Your instructions: Below are the records. List every line holding the word "sharing".

(Records from a dataset)
━━━━━━

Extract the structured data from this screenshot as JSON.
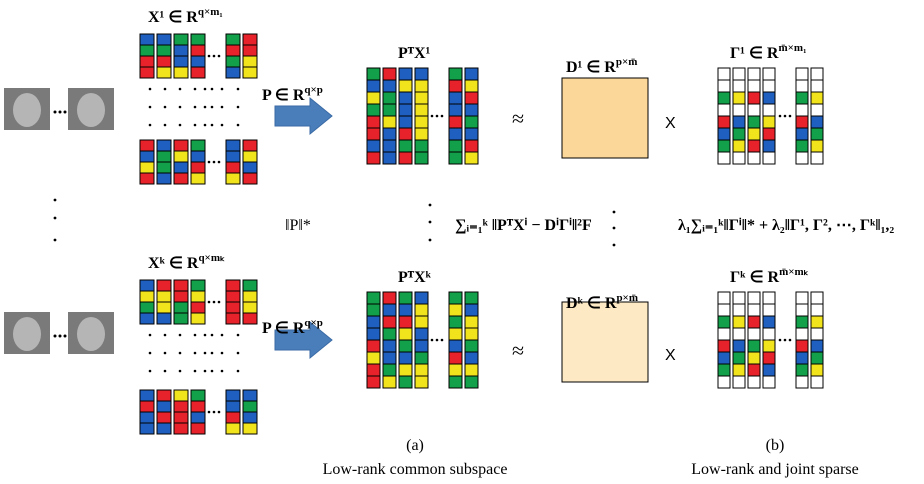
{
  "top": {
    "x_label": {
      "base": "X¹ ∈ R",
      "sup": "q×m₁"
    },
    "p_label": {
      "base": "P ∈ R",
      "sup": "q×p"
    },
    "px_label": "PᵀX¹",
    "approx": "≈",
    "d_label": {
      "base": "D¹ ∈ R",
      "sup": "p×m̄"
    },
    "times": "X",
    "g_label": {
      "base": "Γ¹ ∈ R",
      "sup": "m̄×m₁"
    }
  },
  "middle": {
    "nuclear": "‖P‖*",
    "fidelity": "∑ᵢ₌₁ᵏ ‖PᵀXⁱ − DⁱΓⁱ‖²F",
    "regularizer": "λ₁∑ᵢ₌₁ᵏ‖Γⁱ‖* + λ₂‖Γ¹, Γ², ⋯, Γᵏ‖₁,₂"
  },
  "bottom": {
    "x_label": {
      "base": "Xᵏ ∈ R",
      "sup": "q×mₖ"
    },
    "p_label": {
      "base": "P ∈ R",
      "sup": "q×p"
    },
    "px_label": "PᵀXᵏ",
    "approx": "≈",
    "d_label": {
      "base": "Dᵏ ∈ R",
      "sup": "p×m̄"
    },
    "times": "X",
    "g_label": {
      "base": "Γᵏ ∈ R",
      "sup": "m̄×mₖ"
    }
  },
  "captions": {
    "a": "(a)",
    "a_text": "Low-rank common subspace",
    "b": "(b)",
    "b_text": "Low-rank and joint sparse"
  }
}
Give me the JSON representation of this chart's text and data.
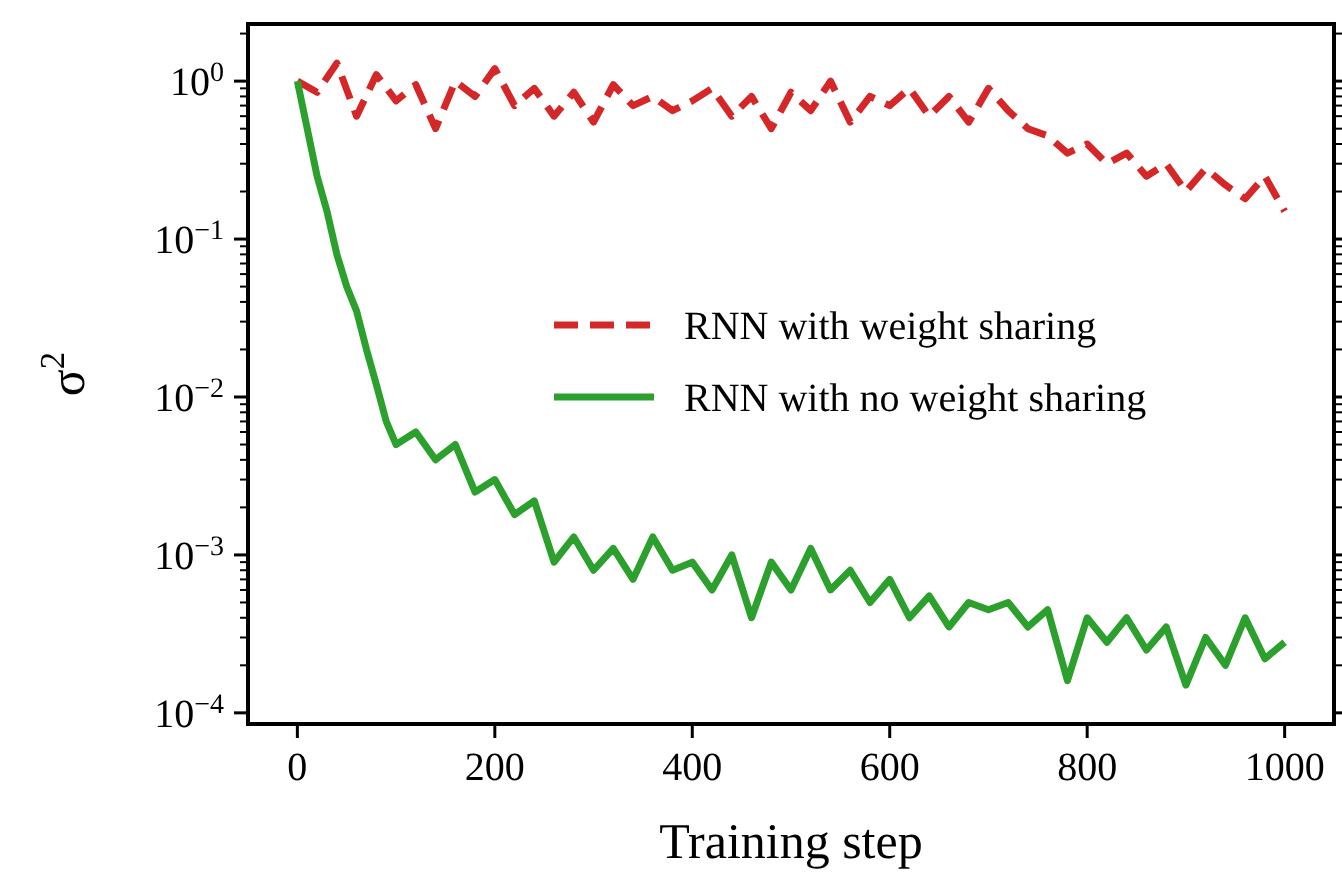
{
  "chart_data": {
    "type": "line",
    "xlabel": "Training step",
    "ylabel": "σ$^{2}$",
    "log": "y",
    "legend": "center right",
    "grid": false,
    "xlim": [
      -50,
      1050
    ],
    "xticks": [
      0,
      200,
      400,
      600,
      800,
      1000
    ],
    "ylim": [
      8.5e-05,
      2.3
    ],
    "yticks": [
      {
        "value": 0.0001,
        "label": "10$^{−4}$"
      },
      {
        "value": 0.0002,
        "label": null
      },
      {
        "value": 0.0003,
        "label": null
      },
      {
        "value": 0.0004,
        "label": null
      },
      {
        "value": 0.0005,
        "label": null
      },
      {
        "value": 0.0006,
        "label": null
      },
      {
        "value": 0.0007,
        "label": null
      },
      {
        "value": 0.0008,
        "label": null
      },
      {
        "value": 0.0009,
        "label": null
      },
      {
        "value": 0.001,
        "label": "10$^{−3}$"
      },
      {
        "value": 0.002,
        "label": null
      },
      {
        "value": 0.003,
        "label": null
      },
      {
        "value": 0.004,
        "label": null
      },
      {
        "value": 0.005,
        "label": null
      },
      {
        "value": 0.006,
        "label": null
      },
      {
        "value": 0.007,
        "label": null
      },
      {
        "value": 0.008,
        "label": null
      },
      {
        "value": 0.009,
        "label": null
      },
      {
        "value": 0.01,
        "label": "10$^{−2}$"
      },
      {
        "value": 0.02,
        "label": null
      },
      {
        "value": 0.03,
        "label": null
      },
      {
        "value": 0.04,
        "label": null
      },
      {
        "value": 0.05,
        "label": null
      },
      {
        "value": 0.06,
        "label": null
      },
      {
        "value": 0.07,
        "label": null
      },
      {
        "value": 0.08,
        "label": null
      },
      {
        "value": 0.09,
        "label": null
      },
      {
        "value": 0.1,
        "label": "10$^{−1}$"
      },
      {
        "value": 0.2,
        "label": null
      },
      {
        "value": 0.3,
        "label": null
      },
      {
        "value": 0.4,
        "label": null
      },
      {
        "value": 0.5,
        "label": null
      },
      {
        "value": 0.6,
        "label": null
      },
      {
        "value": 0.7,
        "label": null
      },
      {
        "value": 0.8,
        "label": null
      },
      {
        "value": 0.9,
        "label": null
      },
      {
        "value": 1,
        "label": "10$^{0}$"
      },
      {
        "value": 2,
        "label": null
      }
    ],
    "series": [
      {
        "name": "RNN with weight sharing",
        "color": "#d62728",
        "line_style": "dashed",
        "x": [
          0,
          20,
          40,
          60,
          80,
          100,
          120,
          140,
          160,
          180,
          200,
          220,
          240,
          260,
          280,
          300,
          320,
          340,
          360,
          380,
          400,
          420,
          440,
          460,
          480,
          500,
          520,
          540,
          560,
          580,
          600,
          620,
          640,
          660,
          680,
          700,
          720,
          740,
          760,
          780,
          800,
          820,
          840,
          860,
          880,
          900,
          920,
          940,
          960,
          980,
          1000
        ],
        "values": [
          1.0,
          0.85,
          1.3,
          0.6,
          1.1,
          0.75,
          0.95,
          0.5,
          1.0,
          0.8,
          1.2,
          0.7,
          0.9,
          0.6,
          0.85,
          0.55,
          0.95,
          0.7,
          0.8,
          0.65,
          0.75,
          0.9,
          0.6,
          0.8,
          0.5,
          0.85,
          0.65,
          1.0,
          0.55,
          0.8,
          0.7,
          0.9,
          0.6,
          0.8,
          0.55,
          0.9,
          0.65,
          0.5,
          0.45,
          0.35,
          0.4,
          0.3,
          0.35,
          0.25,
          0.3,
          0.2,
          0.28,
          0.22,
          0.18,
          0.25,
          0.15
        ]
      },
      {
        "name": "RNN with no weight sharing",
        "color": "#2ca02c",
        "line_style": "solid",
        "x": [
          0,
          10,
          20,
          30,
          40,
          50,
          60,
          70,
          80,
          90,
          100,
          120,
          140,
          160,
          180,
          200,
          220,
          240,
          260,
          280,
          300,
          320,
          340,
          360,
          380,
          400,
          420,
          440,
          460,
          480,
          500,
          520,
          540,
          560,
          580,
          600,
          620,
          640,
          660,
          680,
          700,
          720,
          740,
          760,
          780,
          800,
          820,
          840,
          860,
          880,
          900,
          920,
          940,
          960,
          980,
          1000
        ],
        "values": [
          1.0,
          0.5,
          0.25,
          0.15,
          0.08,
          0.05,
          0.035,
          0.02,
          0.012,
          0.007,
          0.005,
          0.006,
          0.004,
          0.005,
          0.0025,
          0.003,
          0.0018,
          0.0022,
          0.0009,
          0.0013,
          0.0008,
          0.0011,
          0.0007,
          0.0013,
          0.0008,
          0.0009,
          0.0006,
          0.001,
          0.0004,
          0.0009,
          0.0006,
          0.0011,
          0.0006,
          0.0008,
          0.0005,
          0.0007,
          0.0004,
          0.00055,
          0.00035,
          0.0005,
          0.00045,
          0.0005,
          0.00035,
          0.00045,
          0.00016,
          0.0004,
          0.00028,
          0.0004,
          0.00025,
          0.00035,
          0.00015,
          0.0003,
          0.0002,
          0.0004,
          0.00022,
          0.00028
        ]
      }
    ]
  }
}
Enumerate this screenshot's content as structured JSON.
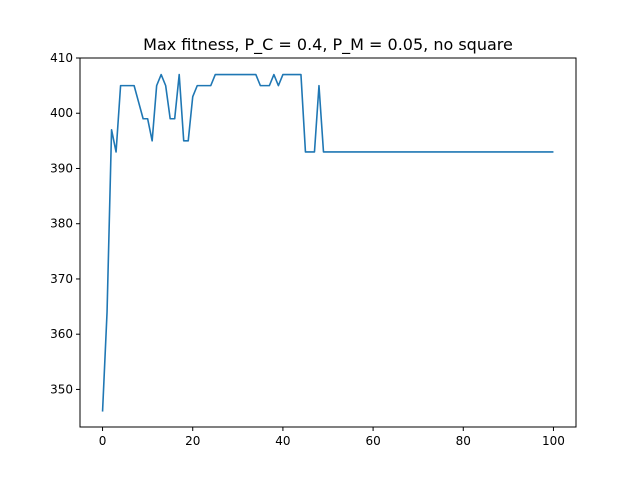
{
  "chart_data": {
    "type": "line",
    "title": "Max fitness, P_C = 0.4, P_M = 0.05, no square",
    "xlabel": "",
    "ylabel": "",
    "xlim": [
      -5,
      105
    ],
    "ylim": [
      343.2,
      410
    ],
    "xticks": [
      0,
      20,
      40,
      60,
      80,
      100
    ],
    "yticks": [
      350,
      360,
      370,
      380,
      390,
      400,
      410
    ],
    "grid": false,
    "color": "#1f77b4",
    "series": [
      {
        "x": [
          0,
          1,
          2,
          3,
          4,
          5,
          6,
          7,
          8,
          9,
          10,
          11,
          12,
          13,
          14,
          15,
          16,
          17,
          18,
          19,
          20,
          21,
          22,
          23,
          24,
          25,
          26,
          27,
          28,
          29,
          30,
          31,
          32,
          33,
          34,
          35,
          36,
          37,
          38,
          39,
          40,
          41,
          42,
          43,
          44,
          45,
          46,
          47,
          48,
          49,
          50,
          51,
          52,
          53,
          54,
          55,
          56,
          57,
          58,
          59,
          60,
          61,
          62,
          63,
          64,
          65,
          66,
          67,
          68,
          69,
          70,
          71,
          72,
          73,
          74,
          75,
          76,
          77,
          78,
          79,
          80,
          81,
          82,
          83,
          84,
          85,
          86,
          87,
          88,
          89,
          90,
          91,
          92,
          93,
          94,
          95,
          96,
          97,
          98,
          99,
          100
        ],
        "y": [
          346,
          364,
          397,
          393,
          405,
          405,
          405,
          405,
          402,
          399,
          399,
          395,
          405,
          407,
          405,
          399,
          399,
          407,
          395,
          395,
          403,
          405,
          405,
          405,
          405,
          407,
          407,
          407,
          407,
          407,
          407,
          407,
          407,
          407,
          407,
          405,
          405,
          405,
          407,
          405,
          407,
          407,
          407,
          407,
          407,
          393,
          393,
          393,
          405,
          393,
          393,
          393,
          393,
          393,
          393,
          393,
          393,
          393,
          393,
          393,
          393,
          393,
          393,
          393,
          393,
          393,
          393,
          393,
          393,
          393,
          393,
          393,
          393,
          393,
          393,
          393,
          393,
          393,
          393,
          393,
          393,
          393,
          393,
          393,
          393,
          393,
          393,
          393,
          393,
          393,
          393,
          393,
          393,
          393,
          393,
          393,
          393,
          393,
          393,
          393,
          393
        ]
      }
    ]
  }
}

━━━━━━

Task response:
        "name": "RNN with weight sharing",
        "name": "RNN with no weight sharing",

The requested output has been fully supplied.